**Exercícios**
(A) De acordo com o texto sobre a Liturgia, de quem ela é primariamente obra?
(B) Quais são as coisas que o texto sobre a Liturgia diz que a Igreja tem? Liste todas.
(C) Prossiga o texto sobre a Liturgia a partir da última frase apresentada.

**Texto da página**
☆ ☆ ☆ ☆

Cada dia deve aumentar em nós a convicção de que a Liturgia não é um nosso, um
meu «fazer», mas é uma obra de Deus em nós e conosco.
Portanto, não é o indivíduo - sacerdote ou
fiel - ou o grupo que celebra a Liturgia, mas ela é primariamente obra de Deus
através da Igreja, que tem a sua história, a sua rica tradição e a sua
criatividade. Esta universalidade e abertura fundamentais, que são próprias de
cada Liturgia, constituem um dos motivos pelos quais ela não pode ser
idealizada nem modificada por uma comunidade ou por peritos, mas deve ser fiel
às formas da Igreja universal.

☆ ☆ ☆ ☆

**Itens fornecidos**
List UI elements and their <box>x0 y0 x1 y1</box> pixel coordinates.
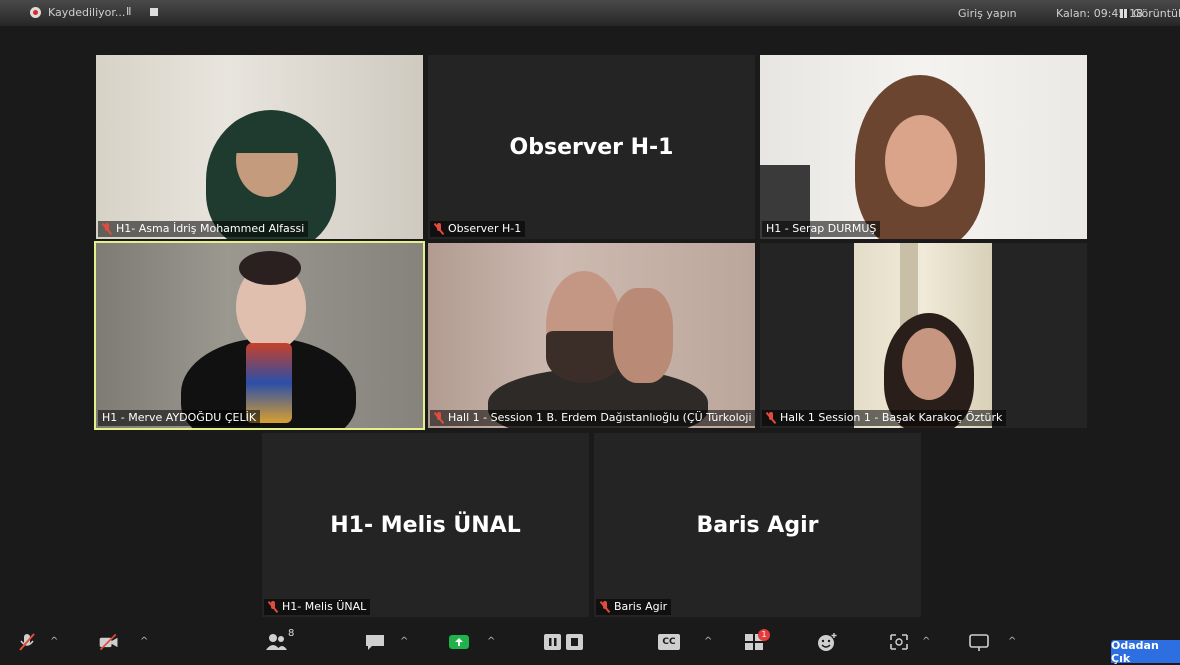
participant-name-tag: H1 - Merve AYDOĞDU ÇELİK <box>98 410 261 426</box>
grid-view-icon[interactable] <box>1120 9 1129 18</box>
share-screen-button[interactable] <box>448 632 470 656</box>
meeting-toolbar: ^ ^ 8 ^ ^ CC ^ 1 ^ ^ <box>0 628 1180 663</box>
participant-tile[interactable]: Hall 1 - Session 1 B. Erdem Dağıstanlıoğ… <box>428 243 755 428</box>
participant-name: H1- Melis ÜNAL <box>282 600 367 613</box>
participants-icon <box>266 634 287 650</box>
stop-recording-button[interactable] <box>150 8 158 16</box>
microphone-muted-icon <box>102 223 112 235</box>
participant-name-tag: H1- Asma İdriş Mohammed Alfassi <box>98 221 309 237</box>
pause-recording-button[interactable]: II <box>126 5 131 18</box>
recording-icon <box>30 7 41 18</box>
microphone-muted-icon <box>19 633 35 651</box>
whiteboard-button[interactable] <box>968 632 990 656</box>
closed-caption-icon: CC <box>658 634 680 650</box>
reactions-button[interactable] <box>816 632 838 656</box>
participant-name: H1- Asma İdriş Mohammed Alfassi <box>116 222 305 235</box>
participant-name-tag: H1 - Serap DURMUŞ <box>762 221 881 237</box>
video-off-icon <box>99 633 118 651</box>
microphone-muted-icon <box>434 412 444 424</box>
cc-label: CC <box>662 637 676 647</box>
mute-button[interactable] <box>16 632 38 656</box>
participant-name-tag: Observer H-1 <box>430 221 526 237</box>
microphone-muted-icon <box>600 601 610 613</box>
cc-options-caret[interactable]: ^ <box>704 636 712 647</box>
closed-caption-button[interactable]: CC <box>658 632 680 650</box>
microphone-muted-icon <box>434 223 444 235</box>
chat-options-caret[interactable]: ^ <box>400 636 408 647</box>
participant-tile[interactable]: Halk 1 Session 1 - Başak Karakoç Öztürk <box>760 243 1087 428</box>
leave-room-button[interactable]: Odadan Çık <box>1111 638 1180 665</box>
remaining-time: Kalan: 09:45:18 <box>1056 7 1144 20</box>
participant-tile[interactable]: Baris Agir Baris Agir <box>594 433 921 617</box>
apps-options-caret[interactable]: ^ <box>922 636 930 647</box>
participant-name-tag: Baris Agir <box>596 599 672 615</box>
sign-in-link[interactable]: Giriş yapın <box>958 7 1017 20</box>
participants-button[interactable]: 8 <box>266 628 294 656</box>
participant-count: 8 <box>288 628 295 639</box>
participant-video <box>96 243 423 428</box>
meeting-top-bar: Kaydediliyor... II Giriş yapın Kalan: 09… <box>0 0 1180 26</box>
participant-tile[interactable]: Observer H-1 Observer H-1 <box>428 55 755 239</box>
participant-name: H1 - Merve AYDOĞDU ÇELİK <box>102 411 257 424</box>
microphone-muted-icon <box>268 601 278 613</box>
whiteboard-options-caret[interactable]: ^ <box>1008 636 1016 647</box>
participant-name: Hall 1 - Session 1 B. Erdem Dağıstanlıoğ… <box>448 411 755 424</box>
participant-video <box>428 243 755 428</box>
notification-badge: 1 <box>758 629 770 641</box>
participant-display-name: Observer H-1 <box>509 134 674 160</box>
participant-name: H1 - Serap DURMUŞ <box>766 222 877 235</box>
reactions-icon <box>818 633 837 651</box>
view-button[interactable]: Görüntüle <box>1133 7 1180 20</box>
apps-icon <box>890 634 908 650</box>
participant-name: Halk 1 Session 1 - Başak Karakoç Öztürk <box>780 411 1003 424</box>
participant-tile[interactable]: H1- Asma İdriş Mohammed Alfassi <box>96 55 423 239</box>
record-pause-icon <box>544 634 561 650</box>
chat-button[interactable] <box>364 632 386 656</box>
participant-tile[interactable]: H1 - Serap DURMUŞ <box>760 55 1087 239</box>
participant-name: Observer H-1 <box>448 222 522 235</box>
audio-options-caret[interactable]: ^ <box>50 636 58 647</box>
whiteboard-icon <box>969 634 989 651</box>
participant-name: Baris Agir <box>614 600 668 613</box>
stop-recording-toolbar-button[interactable] <box>564 632 586 656</box>
share-screen-icon <box>449 635 469 649</box>
chat-icon <box>366 635 384 650</box>
participant-display-name: Baris Agir <box>696 512 819 538</box>
participant-video <box>760 55 1087 239</box>
participant-tile[interactable]: H1- Melis ÜNAL H1- Melis ÜNAL <box>262 433 589 617</box>
start-video-button[interactable] <box>98 632 120 656</box>
video-options-caret[interactable]: ^ <box>140 636 148 647</box>
participant-video <box>854 243 992 428</box>
recording-status: Kaydediliyor... <box>48 6 126 19</box>
leave-room-label: Odadan Çık <box>1111 638 1159 665</box>
participant-name-tag: Hall 1 - Session 1 B. Erdem Dağıstanlıoğ… <box>430 410 755 426</box>
microphone-muted-icon <box>766 412 776 424</box>
participant-tile-active-speaker[interactable]: H1 - Merve AYDOĞDU ÇELİK <box>94 241 425 430</box>
breakout-rooms-button[interactable]: 1 <box>744 629 770 656</box>
participant-name-tag: H1- Melis ÜNAL <box>264 599 371 615</box>
pause-recording-toolbar-button[interactable] <box>542 632 564 656</box>
participant-video <box>96 55 423 239</box>
apps-button[interactable] <box>888 632 910 656</box>
participant-display-name: H1- Melis ÜNAL <box>330 512 521 538</box>
record-stop-icon <box>566 634 583 650</box>
participant-name-tag: Halk 1 Session 1 - Başak Karakoç Öztürk <box>762 410 1007 426</box>
share-options-caret[interactable]: ^ <box>487 636 495 647</box>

☆ ☆ ☆ ☆

**Respostas esperadas**
(A) É primariamente obra de Deus através da Igreja.

(B)
- a sua história
- a sua rica tradição
- a sua criatividade

(C)
Até na Liturgia da comunidade mais pequenina
está sempre presente a Igreja inteira. Por isso, na comunidade litúrgica não
existem «estrangeiros». Em cada celebração litúrgica participa juntamente toda
a Igreja, céu e terra, Deus e os homens. A Liturgia cristã, mesmo se é
celebrada em um lugar e espaço concretos, e exprime o «sim» de uma determinada
comunidade, é católica por sua natureza, deriva do tudo e leva ao todo, em
unidade com o Papa, com os Bispos, com os fiéis de todas as épocas e de todos
os lugares. Quanto mais uma celebração for animada por esta consciência, tanto
mais fecundamente nela se realizará o sentido autêntico da Liturgia.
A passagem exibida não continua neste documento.